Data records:
>>>>

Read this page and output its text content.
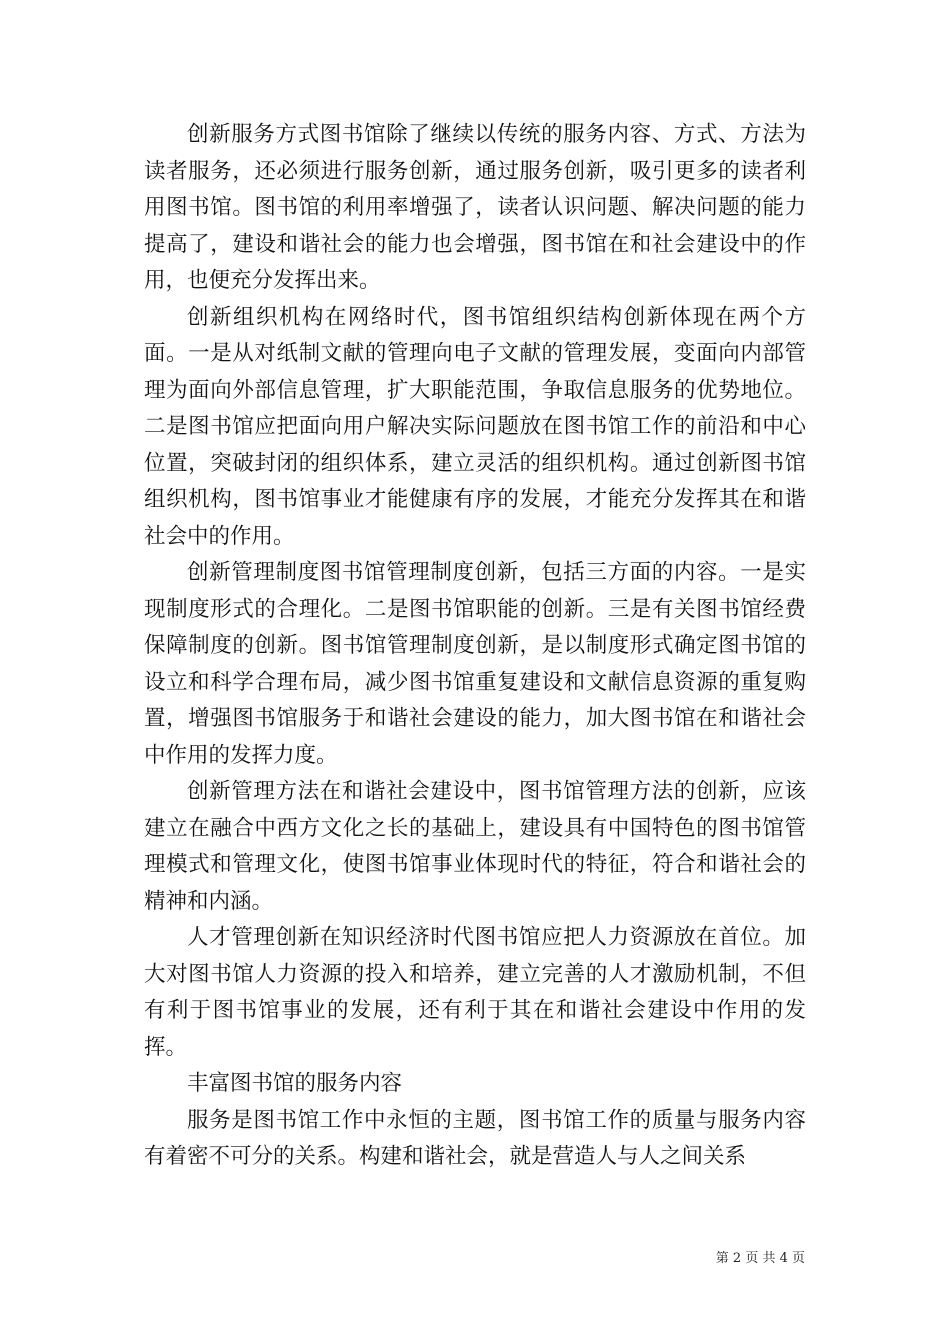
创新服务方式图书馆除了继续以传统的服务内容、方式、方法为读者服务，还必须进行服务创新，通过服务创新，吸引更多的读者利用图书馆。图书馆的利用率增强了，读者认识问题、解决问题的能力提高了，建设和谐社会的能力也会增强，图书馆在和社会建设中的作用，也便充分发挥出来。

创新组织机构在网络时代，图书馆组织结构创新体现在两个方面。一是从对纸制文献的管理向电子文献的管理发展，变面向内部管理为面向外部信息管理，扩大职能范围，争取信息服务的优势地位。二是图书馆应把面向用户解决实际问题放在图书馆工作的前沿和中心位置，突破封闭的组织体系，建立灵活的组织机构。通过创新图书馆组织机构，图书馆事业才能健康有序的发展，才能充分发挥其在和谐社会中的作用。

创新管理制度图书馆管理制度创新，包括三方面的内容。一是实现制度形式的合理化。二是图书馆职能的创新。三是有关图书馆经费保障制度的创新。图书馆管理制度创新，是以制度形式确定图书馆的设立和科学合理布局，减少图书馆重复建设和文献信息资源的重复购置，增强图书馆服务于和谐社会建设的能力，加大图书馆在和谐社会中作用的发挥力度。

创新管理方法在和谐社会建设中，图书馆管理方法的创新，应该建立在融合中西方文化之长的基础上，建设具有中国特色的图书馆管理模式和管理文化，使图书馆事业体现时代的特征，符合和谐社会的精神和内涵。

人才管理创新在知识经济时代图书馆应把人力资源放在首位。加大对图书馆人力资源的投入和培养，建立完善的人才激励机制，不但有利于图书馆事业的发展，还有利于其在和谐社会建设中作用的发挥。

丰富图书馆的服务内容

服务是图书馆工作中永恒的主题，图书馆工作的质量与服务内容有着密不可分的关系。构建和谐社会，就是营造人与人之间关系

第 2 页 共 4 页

<<<<
>>>>

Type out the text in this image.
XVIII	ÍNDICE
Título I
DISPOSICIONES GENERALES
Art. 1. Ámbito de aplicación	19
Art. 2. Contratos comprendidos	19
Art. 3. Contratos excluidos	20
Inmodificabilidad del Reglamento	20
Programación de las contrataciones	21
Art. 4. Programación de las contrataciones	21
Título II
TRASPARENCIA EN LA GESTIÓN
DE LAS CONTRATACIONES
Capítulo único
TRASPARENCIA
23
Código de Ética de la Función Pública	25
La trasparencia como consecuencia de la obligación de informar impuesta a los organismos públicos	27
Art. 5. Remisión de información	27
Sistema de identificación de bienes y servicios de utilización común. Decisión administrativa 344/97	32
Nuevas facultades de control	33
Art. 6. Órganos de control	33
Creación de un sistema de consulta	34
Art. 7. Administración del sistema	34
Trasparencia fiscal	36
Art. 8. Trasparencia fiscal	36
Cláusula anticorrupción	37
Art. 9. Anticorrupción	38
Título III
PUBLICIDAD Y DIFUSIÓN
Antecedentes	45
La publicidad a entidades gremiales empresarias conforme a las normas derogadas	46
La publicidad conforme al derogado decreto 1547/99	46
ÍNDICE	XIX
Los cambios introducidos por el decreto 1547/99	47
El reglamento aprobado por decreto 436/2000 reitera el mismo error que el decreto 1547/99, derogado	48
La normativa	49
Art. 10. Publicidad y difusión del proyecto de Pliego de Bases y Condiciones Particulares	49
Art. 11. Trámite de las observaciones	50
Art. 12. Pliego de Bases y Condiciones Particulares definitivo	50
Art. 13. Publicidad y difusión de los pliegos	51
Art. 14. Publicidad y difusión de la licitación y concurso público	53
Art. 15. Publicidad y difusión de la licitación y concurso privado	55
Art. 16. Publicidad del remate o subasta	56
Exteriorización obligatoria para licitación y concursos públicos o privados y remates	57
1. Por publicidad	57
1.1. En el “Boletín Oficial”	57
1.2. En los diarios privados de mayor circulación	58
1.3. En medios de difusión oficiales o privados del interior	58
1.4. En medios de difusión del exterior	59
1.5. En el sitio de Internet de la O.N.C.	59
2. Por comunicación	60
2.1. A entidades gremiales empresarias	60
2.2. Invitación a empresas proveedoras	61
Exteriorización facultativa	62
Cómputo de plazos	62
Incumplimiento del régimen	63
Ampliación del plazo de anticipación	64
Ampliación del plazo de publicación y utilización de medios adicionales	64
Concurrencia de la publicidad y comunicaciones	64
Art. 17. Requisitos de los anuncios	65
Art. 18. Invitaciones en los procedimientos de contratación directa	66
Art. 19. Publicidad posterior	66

<<<<

→ **PROBLEM STATEMENT**
Pull out each line of the entries that contains "Programación".

→ **SOLUTION TO THE EXERCISE**
Programación de las contrataciones	21
Art. 4. Programación de las contrataciones	21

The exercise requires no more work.